(Collected data)
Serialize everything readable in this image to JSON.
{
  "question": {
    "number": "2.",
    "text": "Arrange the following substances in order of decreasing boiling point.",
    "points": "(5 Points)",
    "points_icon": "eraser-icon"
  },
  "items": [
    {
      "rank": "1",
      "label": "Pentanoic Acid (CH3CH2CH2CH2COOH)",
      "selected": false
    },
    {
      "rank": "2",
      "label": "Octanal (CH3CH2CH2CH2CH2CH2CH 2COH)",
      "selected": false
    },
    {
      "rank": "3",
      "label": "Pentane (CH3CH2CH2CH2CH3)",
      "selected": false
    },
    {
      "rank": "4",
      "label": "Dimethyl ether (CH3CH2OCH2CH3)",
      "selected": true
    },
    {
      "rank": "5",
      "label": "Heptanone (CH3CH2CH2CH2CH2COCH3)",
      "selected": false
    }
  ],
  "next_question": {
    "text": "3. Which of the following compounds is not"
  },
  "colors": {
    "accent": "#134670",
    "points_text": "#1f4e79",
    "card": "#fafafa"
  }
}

## Short task:
Every entry above should be retyped exactly as shown.

## Correct output:
Serialize everything readable in this image to JSON.
{
  "question": {
    "number": "2.",
    "text": "Arrange the following substances in order of decreasing boiling point.",
    "points": "(5 Points)",
    "points_icon": "eraser-icon"
  },
  "items": [
    {
      "rank": "1",
      "label": "Pentanoic Acid (CH3CH2CH2CH2COOH)",
      "selected": false
    },
    {
      "rank": "2",
      "label": "Octanal (CH3CH2CH2CH2CH2CH2CH 2COH)",
      "selected": false
    },
    {
      "rank": "3",
      "label": "Pentane (CH3CH2CH2CH2CH3)",
      "selected": false
    },
    {
      "rank": "4",
      "label": "Dimethyl ether (CH3CH2OCH2CH3)",
      "selected": true
    },
    {
      "rank": "5",
      "label": "Heptanone (CH3CH2CH2CH2CH2COCH3)",
      "selected": false
    }
  ],
  "next_question": {
    "text": "3. Which of the following compounds is not"
  },
  "colors": {
    "accent": "#134670",
    "points_text": "#1f4e79",
    "card": "#fafafa"
  }
}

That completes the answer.